[BEGIN]

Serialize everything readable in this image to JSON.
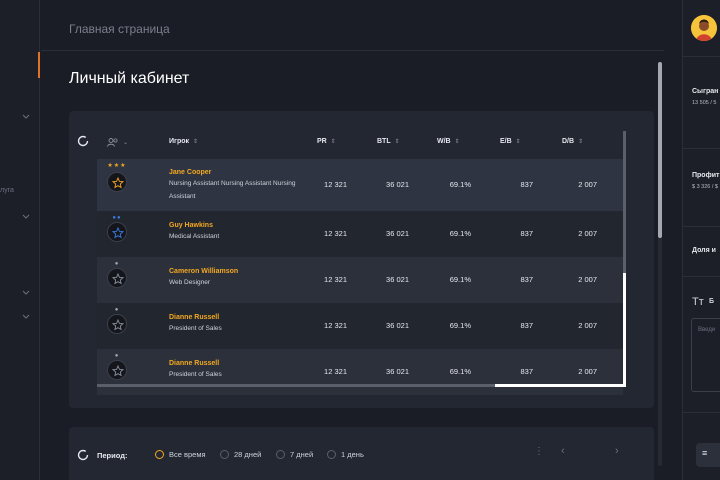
{
  "sidebar": {
    "label_fragment": "луга"
  },
  "header": {
    "breadcrumb": "Главная страница",
    "page_title": "Личный кабинет"
  },
  "table": {
    "columns": {
      "player": "Игрок",
      "pr": "PR",
      "btl": "BTL",
      "wb": "W/B",
      "eb": "E/B",
      "db": "D/B"
    },
    "rows": [
      {
        "name": "Jane Cooper",
        "role": "Nursing Assistant Nursing Assistant Nursing Assistant",
        "pr": "12 321",
        "btl": "36 021",
        "wb": "69.1%",
        "eb": "837",
        "db": "2 007",
        "rank_stars": "★★★",
        "star_color": "#f4a820"
      },
      {
        "name": "Guy Hawkins",
        "role": "Medical Assistant",
        "pr": "12 321",
        "btl": "36 021",
        "wb": "69.1%",
        "eb": "837",
        "db": "2 007",
        "rank_stars": "●●",
        "star_color": "#3b7be0"
      },
      {
        "name": "Cameron Williamson",
        "role": "Web Designer",
        "pr": "12 321",
        "btl": "36 021",
        "wb": "69.1%",
        "eb": "837",
        "db": "2 007",
        "rank_stars": "●",
        "star_color": "#a4a8b2"
      },
      {
        "name": "Dianne Russell",
        "role": "President of Sales",
        "pr": "12 321",
        "btl": "36 021",
        "wb": "69.1%",
        "eb": "837",
        "db": "2 007",
        "rank_stars": "●",
        "star_color": "#a4a8b2"
      },
      {
        "name": "Dianne Russell",
        "role": "President of Sales",
        "pr": "12 321",
        "btl": "36 021",
        "wb": "69.1%",
        "eb": "837",
        "db": "2 007",
        "rank_stars": "●",
        "star_color": "#a4a8b2"
      }
    ]
  },
  "period": {
    "label": "Период:",
    "options": [
      "Все время",
      "28 дней",
      "7 дней",
      "1 день"
    ],
    "selected": "Все время"
  },
  "right_panel": {
    "played_title": "Сыгран",
    "played_sub": "13 505 / 5",
    "profit_title": "Профит",
    "profit_sub": "$ 3 326 / $",
    "share_title": "Доля и",
    "bold_fragment": "Б",
    "textarea_placeholder": "Введи",
    "text_format_icon": "Tт",
    "menu_button_icon": "≡"
  },
  "colors": {
    "accent": "#f4a820",
    "active_marker": "#e0712b",
    "blue_rank": "#3b7be0"
  }
}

[END]

AIM: Transcribe the material exactly, leaving every picture out.

TASK RESULT:
Serialize everything readable in this image to JSON.
{
  "sidebar": {
    "label_fragment": "луга"
  },
  "header": {
    "breadcrumb": "Главная страница",
    "page_title": "Личный кабинет"
  },
  "table": {
    "columns": {
      "player": "Игрок",
      "pr": "PR",
      "btl": "BTL",
      "wb": "W/B",
      "eb": "E/B",
      "db": "D/B"
    },
    "rows": [
      {
        "name": "Jane Cooper",
        "role": "Nursing Assistant Nursing Assistant Nursing Assistant",
        "pr": "12 321",
        "btl": "36 021",
        "wb": "69.1%",
        "eb": "837",
        "db": "2 007",
        "rank_stars": "★★★",
        "star_color": "#f4a820"
      },
      {
        "name": "Guy Hawkins",
        "role": "Medical Assistant",
        "pr": "12 321",
        "btl": "36 021",
        "wb": "69.1%",
        "eb": "837",
        "db": "2 007",
        "rank_stars": "●●",
        "star_color": "#3b7be0"
      },
      {
        "name": "Cameron Williamson",
        "role": "Web Designer",
        "pr": "12 321",
        "btl": "36 021",
        "wb": "69.1%",
        "eb": "837",
        "db": "2 007",
        "rank_stars": "●",
        "star_color": "#a4a8b2"
      },
      {
        "name": "Dianne Russell",
        "role": "President of Sales",
        "pr": "12 321",
        "btl": "36 021",
        "wb": "69.1%",
        "eb": "837",
        "db": "2 007",
        "rank_stars": "●",
        "star_color": "#a4a8b2"
      },
      {
        "name": "Dianne Russell",
        "role": "President of Sales",
        "pr": "12 321",
        "btl": "36 021",
        "wb": "69.1%",
        "eb": "837",
        "db": "2 007",
        "rank_stars": "●",
        "star_color": "#a4a8b2"
      }
    ]
  },
  "period": {
    "label": "Период:",
    "options": [
      "Все время",
      "28 дней",
      "7 дней",
      "1 день"
    ],
    "selected": "Все время"
  },
  "right_panel": {
    "played_title": "Сыгран",
    "played_sub": "13 505 / 5",
    "profit_title": "Профит",
    "profit_sub": "$ 3 326 / $",
    "share_title": "Доля и",
    "bold_fragment": "Б",
    "textarea_placeholder": "Введи",
    "text_format_icon": "Tт",
    "menu_button_icon": "≡"
  },
  "colors": {
    "accent": "#f4a820",
    "active_marker": "#e0712b",
    "blue_rank": "#3b7be0"
  }
}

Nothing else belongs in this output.